'''

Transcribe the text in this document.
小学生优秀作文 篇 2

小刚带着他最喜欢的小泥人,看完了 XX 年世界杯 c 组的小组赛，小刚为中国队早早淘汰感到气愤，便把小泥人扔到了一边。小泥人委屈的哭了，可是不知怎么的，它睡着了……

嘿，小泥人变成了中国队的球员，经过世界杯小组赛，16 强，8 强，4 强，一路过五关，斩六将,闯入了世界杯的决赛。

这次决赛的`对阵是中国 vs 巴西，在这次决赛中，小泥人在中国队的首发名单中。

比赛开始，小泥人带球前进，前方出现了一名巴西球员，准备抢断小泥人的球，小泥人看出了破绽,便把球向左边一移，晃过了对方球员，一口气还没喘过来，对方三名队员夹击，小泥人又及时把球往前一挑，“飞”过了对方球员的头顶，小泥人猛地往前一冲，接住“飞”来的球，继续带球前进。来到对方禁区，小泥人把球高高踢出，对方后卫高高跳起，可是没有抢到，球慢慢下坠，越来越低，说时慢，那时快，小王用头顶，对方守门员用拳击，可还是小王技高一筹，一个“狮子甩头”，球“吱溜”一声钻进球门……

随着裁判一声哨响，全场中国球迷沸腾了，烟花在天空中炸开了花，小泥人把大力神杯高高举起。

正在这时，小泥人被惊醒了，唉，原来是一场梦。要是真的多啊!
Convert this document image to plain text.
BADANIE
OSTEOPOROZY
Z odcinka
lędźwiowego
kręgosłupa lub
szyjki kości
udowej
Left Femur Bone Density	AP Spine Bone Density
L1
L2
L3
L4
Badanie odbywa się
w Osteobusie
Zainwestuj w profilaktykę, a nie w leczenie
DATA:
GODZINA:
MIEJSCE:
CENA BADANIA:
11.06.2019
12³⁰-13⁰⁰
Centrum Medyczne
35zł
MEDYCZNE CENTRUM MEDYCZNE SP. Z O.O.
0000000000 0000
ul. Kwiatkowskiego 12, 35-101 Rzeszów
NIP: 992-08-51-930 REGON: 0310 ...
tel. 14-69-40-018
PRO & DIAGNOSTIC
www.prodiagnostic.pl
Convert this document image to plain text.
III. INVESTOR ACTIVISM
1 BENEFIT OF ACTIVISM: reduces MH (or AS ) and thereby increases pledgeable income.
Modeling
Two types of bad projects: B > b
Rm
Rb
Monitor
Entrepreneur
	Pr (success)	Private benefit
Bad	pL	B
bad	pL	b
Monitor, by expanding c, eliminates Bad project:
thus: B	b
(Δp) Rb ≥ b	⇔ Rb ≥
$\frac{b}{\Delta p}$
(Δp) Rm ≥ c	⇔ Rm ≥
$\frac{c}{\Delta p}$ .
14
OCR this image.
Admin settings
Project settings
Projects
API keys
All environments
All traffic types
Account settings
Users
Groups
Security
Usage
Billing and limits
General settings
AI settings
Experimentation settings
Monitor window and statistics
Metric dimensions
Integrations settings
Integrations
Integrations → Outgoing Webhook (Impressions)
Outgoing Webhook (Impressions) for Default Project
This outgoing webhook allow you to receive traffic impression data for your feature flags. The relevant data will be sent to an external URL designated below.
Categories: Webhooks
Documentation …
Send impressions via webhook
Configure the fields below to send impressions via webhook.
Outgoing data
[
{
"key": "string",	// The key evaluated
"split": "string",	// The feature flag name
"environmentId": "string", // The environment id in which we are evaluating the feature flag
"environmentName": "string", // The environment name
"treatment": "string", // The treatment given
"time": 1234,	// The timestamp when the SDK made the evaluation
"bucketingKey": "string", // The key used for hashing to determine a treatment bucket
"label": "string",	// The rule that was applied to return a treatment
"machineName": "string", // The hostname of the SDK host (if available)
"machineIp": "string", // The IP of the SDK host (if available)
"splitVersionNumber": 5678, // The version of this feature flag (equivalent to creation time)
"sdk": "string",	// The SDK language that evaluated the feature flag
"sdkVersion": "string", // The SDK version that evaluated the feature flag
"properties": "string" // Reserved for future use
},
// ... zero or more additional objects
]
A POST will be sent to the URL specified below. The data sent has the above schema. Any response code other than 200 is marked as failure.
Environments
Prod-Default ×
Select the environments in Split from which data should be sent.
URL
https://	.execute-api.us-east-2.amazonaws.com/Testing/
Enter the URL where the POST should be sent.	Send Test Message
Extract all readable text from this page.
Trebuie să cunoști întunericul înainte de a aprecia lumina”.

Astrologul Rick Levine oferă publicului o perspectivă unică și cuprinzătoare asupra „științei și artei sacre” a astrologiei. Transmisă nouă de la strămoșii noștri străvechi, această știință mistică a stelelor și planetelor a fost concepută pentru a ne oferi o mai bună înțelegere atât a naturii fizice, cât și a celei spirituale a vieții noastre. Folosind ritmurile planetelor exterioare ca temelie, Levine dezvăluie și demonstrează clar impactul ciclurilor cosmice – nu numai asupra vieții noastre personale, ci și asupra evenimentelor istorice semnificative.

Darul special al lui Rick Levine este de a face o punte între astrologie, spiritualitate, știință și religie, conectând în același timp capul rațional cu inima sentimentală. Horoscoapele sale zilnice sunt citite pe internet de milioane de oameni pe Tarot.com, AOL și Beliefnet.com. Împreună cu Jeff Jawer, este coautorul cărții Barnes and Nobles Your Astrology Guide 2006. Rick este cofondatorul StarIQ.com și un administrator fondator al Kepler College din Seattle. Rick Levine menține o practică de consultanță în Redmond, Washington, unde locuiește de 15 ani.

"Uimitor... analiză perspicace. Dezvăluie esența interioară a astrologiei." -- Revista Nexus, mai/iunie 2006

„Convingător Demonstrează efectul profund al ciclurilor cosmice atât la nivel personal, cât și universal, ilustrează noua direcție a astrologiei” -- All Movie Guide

'''

▸ STATED EXERCISE
Write out all the entries exactly.

▸ EXERCISE SOLUTION
Transcribe the text in this document.
小学生优秀作文 篇 2

小刚带着他最喜欢的小泥人,看完了 XX 年世界杯 c 组的小组赛，小刚为中国队早早淘汰感到气愤，便把小泥人扔到了一边。小泥人委屈的哭了，可是不知怎么的，它睡着了……

嘿，小泥人变成了中国队的球员，经过世界杯小组赛，16 强，8 强，4 强，一路过五关，斩六将,闯入了世界杯的决赛。

这次决赛的`对阵是中国 vs 巴西，在这次决赛中，小泥人在中国队的首发名单中。

比赛开始，小泥人带球前进，前方出现了一名巴西球员，准备抢断小泥人的球，小泥人看出了破绽,便把球向左边一移，晃过了对方球员，一口气还没喘过来，对方三名队员夹击，小泥人又及时把球往前一挑，“飞”过了对方球员的头顶，小泥人猛地往前一冲，接住“飞”来的球，继续带球前进。来到对方禁区，小泥人把球高高踢出，对方后卫高高跳起，可是没有抢到，球慢慢下坠，越来越低，说时慢，那时快，小王用头顶，对方守门员用拳击，可还是小王技高一筹，一个“狮子甩头”，球“吱溜”一声钻进球门……

随着裁判一声哨响，全场中国球迷沸腾了，烟花在天空中炸开了花，小泥人把大力神杯高高举起。

正在这时，小泥人被惊醒了，唉，原来是一场梦。要是真的多啊!
Convert this document image to plain text.
BADANIE
OSTEOPOROZY
Z odcinka
lędźwiowego
kręgosłupa lub
szyjki kości
udowej
Left Femur Bone Density	AP Spine Bone Density
L1
L2
L3
L4
Badanie odbywa się
w Osteobusie
Zainwestuj w profilaktykę, a nie w leczenie
DATA:
GODZINA:
MIEJSCE:
CENA BADANIA:
11.06.2019
12³⁰-13⁰⁰
Centrum Medyczne
35zł
MEDYCZNE CENTRUM MEDYCZNE SP. Z O.O.
0000000000 0000
ul. Kwiatkowskiego 12, 35-101 Rzeszów
NIP: 992-08-51-930 REGON: 0310 ...
tel. 14-69-40-018
PRO & DIAGNOSTIC
www.prodiagnostic.pl
Convert this document image to plain text.
III. INVESTOR ACTIVISM
1 BENEFIT OF ACTIVISM: reduces MH (or AS ) and thereby increases pledgeable income.
Modeling
Two types of bad projects: B > b
Rm
Rb
Monitor
Entrepreneur
	Pr (success)	Private benefit
Bad	pL	B
bad	pL	b
Monitor, by expanding c, eliminates Bad project:
thus: B	b
(Δp) Rb ≥ b	⇔ Rb ≥
$\frac{b}{\Delta p}$
(Δp) Rm ≥ c	⇔ Rm ≥
$\frac{c}{\Delta p}$ .
14
OCR this image.
Admin settings
Project settings
Projects
API keys
All environments
All traffic types
Account settings
Users
Groups
Security
Usage
Billing and limits
General settings
AI settings
Experimentation settings
Monitor window and statistics
Metric dimensions
Integrations settings
Integrations
Integrations → Outgoing Webhook (Impressions)
Outgoing Webhook (Impressions) for Default Project
This outgoing webhook allow you to receive traffic impression data for your feature flags. The relevant data will be sent to an external URL designated below.
Categories: Webhooks
Documentation …
Send impressions via webhook
Configure the fields below to send impressions via webhook.
Outgoing data
[
{
"key": "string",	// The key evaluated
"split": "string",	// The feature flag name
"environmentId": "string", // The environment id in which we are evaluating the feature flag
"environmentName": "string", // The environment name
"treatment": "string", // The treatment given
"time": 1234,	// The timestamp when the SDK made the evaluation
"bucketingKey": "string", // The key used for hashing to determine a treatment bucket
"label": "string",	// The rule that was applied to return a treatment
"machineName": "string", // The hostname of the SDK host (if available)
"machineIp": "string", // The IP of the SDK host (if available)
"splitVersionNumber": 5678, // The version of this feature flag (equivalent to creation time)
"sdk": "string",	// The SDK language that evaluated the feature flag
"sdkVersion": "string", // The SDK version that evaluated the feature flag
"properties": "string" // Reserved for future use
},
// ... zero or more additional objects
]
A POST will be sent to the URL specified below. The data sent has the above schema. Any response code other than 200 is marked as failure.
Environments
Prod-Default ×
Select the environments in Split from which data should be sent.
URL
https://	.execute-api.us-east-2.amazonaws.com/Testing/
Enter the URL where the POST should be sent.	Send Test Message
Extract all readable text from this page.
Trebuie să cunoști întunericul înainte de a aprecia lumina”.

Astrologul Rick Levine oferă publicului o perspectivă unică și cuprinzătoare asupra „științei și artei sacre” a astrologiei. Transmisă nouă de la strămoșii noștri străvechi, această știință mistică a stelelor și planetelor a fost concepută pentru a ne oferi o mai bună înțelegere atât a naturii fizice, cât și a celei spirituale a vieții noastre. Folosind ritmurile planetelor exterioare ca temelie, Levine dezvăluie și demonstrează clar impactul ciclurilor cosmice – nu numai asupra vieții noastre personale, ci și asupra evenimentelor istorice semnificative.

Darul special al lui Rick Levine este de a face o punte între astrologie, spiritualitate, știință și religie, conectând în același timp capul rațional cu inima sentimentală. Horoscoapele sale zilnice sunt citite pe internet de milioane de oameni pe Tarot.com, AOL și Beliefnet.com. Împreună cu Jeff Jawer, este coautorul cărții Barnes and Nobles Your Astrology Guide 2006. Rick este cofondatorul StarIQ.com și un administrator fondator al Kepler College din Seattle. Rick Levine menține o practică de consultanță în Redmond, Washington, unde locuiește de 15 ani.

"Uimitor... analiză perspicace. Dezvăluie esența interioară a astrologiei." -- Revista Nexus, mai/iunie 2006

„Convingător Demonstrează efectul profund al ciclurilor cosmice atât la nivel personal, cât și universal, ilustrează noua direcție a astrologiei” -- All Movie Guide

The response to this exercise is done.